Input records:
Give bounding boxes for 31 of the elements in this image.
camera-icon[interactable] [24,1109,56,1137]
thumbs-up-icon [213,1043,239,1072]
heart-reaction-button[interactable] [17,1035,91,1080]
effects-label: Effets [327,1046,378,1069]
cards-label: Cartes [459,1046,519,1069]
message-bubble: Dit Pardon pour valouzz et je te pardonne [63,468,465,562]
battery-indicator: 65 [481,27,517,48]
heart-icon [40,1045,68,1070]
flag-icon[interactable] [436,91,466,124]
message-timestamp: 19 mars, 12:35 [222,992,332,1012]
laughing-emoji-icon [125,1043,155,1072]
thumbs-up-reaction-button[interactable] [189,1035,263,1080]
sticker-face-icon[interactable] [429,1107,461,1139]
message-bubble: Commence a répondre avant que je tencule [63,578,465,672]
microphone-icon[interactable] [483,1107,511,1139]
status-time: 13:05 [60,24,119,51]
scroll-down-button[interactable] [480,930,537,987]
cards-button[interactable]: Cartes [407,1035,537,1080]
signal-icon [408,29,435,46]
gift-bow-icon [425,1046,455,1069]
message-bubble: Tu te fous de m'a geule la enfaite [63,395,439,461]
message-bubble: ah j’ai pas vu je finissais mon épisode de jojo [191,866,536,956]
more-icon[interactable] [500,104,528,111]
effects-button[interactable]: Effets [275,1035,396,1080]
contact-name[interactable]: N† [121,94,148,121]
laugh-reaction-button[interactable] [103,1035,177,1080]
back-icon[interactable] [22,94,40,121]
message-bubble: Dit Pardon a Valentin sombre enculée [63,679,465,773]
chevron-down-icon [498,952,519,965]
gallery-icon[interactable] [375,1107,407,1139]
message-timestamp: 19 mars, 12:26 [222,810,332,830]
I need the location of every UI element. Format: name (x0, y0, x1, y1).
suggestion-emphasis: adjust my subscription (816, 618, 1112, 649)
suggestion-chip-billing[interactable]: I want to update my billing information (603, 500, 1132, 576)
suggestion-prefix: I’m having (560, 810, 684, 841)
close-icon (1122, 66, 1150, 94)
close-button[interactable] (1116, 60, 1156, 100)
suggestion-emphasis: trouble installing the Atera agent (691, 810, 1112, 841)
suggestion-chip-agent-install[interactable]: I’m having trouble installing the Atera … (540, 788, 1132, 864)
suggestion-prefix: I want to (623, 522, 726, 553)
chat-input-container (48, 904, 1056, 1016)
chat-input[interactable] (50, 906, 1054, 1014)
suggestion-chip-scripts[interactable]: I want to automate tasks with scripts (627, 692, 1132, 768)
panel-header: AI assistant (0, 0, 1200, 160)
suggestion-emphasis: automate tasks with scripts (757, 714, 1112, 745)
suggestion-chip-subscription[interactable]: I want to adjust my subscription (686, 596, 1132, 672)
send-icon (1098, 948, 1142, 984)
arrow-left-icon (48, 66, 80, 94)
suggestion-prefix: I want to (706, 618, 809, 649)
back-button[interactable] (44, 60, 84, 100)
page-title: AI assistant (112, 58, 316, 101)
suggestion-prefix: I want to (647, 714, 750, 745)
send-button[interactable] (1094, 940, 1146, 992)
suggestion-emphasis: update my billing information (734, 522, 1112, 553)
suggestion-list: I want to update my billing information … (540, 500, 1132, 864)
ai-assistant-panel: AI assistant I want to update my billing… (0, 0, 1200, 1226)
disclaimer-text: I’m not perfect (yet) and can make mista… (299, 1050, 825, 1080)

Task objective:
Echo back every row above verbatim, in the same order and with nothing changed.

Result of this task:
Give bounding boxes for 31 of the elements in this image.
camera-icon[interactable] [24,1109,56,1137]
thumbs-up-icon [213,1043,239,1072]
heart-reaction-button[interactable] [17,1035,91,1080]
effects-label: Effets [327,1046,378,1069]
cards-label: Cartes [459,1046,519,1069]
message-bubble: Dit Pardon pour valouzz et je te pardonne [63,468,465,562]
battery-indicator: 65 [481,27,517,48]
heart-icon [40,1045,68,1070]
flag-icon[interactable] [436,91,466,124]
message-timestamp: 19 mars, 12:35 [222,992,332,1012]
laughing-emoji-icon [125,1043,155,1072]
thumbs-up-reaction-button[interactable] [189,1035,263,1080]
sticker-face-icon[interactable] [429,1107,461,1139]
message-bubble: Commence a répondre avant que je tencule [63,578,465,672]
microphone-icon[interactable] [483,1107,511,1139]
status-time: 13:05 [60,24,119,51]
scroll-down-button[interactable] [480,930,537,987]
cards-button[interactable]: Cartes [407,1035,537,1080]
signal-icon [408,29,435,46]
gift-bow-icon [425,1046,455,1069]
message-bubble: Tu te fous de m'a geule la enfaite [63,395,439,461]
message-bubble: ah j’ai pas vu je finissais mon épisode de jojo [191,866,536,956]
more-icon[interactable] [500,104,528,111]
effects-button[interactable]: Effets [275,1035,396,1080]
contact-name[interactable]: N† [121,94,148,121]
laugh-reaction-button[interactable] [103,1035,177,1080]
back-icon[interactable] [22,94,40,121]
message-bubble: Dit Pardon a Valentin sombre enculée [63,679,465,773]
chevron-down-icon [498,952,519,965]
gallery-icon[interactable] [375,1107,407,1139]
message-timestamp: 19 mars, 12:26 [222,810,332,830]
I need the location of every UI element. Format: name (x0, y0, x1, y1).
suggestion-emphasis: adjust my subscription (816, 618, 1112, 649)
suggestion-chip-billing[interactable]: I want to update my billing information (603, 500, 1132, 576)
suggestion-prefix: I’m having (560, 810, 684, 841)
close-icon (1122, 66, 1150, 94)
close-button[interactable] (1116, 60, 1156, 100)
suggestion-emphasis: trouble installing the Atera agent (691, 810, 1112, 841)
suggestion-chip-agent-install[interactable]: I’m having trouble installing the Atera … (540, 788, 1132, 864)
suggestion-prefix: I want to (623, 522, 726, 553)
chat-input-container (48, 904, 1056, 1016)
chat-input[interactable] (50, 906, 1054, 1014)
suggestion-chip-scripts[interactable]: I want to automate tasks with scripts (627, 692, 1132, 768)
panel-header: AI assistant (0, 0, 1200, 160)
suggestion-emphasis: automate tasks with scripts (757, 714, 1112, 745)
suggestion-chip-subscription[interactable]: I want to adjust my subscription (686, 596, 1132, 672)
send-icon (1098, 948, 1142, 984)
arrow-left-icon (48, 66, 80, 94)
suggestion-prefix: I want to (706, 618, 809, 649)
back-button[interactable] (44, 60, 84, 100)
page-title: AI assistant (112, 58, 316, 101)
suggestion-prefix: I want to (647, 714, 750, 745)
send-button[interactable] (1094, 940, 1146, 992)
suggestion-emphasis: update my billing information (734, 522, 1112, 553)
suggestion-list: I want to update my billing information … (540, 500, 1132, 864)
ai-assistant-panel: AI assistant I want to update my billing… (0, 0, 1200, 1226)
disclaimer-text: I’m not perfect (yet) and can make mista… (299, 1050, 825, 1080)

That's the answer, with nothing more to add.